#### Work to do
Can you find the lines of the listing that include "ylabel" and copy every one?

(Structured figure records)
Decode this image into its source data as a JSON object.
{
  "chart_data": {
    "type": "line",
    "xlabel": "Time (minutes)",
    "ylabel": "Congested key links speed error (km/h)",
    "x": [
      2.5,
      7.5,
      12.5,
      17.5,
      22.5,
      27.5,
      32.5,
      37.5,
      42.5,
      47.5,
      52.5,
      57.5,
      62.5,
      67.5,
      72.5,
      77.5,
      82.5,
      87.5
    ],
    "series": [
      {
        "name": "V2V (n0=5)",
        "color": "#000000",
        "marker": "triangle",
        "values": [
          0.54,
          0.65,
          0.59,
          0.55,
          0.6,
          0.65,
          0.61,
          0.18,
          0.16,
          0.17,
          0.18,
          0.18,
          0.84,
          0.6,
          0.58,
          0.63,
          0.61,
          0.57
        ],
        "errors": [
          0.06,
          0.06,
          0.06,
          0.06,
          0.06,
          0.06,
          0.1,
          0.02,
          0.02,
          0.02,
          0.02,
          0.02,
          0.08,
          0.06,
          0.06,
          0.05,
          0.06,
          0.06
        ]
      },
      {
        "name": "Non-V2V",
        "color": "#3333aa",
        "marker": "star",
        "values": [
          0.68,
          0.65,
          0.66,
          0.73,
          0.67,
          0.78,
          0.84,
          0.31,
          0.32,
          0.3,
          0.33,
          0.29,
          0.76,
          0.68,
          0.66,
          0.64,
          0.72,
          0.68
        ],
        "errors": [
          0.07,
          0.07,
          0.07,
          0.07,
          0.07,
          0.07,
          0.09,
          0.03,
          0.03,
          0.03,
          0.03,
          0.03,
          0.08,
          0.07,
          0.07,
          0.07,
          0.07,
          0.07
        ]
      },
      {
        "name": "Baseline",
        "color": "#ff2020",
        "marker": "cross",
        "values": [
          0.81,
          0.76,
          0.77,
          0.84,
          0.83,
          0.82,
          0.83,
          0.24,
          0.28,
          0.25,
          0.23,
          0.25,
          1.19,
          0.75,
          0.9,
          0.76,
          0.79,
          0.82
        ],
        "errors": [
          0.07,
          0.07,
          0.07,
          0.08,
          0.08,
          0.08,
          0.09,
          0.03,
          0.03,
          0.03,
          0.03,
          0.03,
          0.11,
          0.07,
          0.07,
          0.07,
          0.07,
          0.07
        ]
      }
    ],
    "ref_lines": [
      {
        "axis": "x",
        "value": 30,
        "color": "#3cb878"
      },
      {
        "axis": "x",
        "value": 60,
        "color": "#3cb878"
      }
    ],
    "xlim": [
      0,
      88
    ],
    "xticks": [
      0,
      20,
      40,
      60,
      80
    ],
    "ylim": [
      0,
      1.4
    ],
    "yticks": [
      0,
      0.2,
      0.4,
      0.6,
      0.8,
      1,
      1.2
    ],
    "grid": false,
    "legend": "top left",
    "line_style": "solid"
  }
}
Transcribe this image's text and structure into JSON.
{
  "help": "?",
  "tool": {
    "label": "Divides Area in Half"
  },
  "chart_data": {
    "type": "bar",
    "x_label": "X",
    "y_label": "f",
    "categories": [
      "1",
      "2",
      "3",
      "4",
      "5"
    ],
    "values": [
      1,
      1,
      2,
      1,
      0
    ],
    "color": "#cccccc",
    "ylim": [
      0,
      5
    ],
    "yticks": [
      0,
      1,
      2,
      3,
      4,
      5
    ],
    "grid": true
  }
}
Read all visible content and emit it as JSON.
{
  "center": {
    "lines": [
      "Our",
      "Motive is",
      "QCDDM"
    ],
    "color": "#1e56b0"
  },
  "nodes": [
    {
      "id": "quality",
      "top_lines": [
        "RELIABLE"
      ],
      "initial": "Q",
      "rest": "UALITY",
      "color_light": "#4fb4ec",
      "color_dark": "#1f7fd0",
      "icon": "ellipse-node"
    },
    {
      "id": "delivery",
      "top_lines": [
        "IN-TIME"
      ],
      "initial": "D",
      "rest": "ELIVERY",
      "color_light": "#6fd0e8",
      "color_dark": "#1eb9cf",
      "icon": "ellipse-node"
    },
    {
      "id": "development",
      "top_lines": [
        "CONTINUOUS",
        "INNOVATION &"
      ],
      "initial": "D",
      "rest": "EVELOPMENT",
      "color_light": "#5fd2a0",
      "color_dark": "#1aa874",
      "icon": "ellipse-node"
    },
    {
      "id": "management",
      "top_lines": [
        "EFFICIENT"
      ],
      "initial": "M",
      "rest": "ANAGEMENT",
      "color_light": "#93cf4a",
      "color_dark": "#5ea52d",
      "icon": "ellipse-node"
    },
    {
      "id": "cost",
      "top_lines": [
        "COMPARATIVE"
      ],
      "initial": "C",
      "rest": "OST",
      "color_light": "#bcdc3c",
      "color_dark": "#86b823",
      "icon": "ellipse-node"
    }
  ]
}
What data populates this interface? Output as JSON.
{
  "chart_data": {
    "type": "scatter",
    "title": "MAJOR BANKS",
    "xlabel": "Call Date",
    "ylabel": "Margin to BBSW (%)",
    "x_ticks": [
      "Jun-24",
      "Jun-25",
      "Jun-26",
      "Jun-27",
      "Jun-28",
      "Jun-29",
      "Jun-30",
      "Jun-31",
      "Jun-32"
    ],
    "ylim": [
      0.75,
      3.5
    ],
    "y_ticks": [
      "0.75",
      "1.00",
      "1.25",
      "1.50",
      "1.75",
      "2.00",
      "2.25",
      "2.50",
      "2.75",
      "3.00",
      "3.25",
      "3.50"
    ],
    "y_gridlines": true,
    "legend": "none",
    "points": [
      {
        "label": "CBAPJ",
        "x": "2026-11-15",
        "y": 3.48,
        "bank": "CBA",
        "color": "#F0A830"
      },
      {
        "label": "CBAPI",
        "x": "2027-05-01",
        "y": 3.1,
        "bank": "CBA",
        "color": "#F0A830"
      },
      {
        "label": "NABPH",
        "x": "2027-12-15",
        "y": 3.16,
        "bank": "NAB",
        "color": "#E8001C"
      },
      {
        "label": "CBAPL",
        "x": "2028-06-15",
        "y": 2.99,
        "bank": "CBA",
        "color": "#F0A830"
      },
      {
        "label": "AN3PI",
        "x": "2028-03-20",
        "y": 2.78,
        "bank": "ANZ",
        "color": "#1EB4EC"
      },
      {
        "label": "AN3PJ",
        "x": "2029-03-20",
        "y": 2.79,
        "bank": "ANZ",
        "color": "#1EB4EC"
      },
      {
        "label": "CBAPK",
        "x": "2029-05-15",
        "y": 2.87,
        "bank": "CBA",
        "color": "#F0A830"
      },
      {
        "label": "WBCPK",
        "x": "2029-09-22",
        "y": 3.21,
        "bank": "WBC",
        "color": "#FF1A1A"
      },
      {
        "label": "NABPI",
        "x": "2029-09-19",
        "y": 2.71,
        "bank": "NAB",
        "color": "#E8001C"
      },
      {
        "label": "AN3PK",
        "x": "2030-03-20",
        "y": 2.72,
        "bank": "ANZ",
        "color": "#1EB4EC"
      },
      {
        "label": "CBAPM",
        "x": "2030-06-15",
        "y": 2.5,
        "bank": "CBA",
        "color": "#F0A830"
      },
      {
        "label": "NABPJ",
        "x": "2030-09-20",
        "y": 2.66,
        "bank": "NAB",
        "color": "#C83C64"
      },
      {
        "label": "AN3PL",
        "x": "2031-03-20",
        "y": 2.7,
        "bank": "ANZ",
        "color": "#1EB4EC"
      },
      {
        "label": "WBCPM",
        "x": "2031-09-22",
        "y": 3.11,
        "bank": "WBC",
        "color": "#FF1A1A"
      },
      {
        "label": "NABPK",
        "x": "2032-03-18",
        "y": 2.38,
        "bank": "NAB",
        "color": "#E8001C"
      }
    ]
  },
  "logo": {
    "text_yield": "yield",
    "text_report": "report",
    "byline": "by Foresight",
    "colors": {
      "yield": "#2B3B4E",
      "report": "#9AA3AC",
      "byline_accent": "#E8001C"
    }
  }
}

#### Solved problem
    "ylabel": "Congested key links speed error (km/h)",
    "ylabel": "Margin to BBSW (%)",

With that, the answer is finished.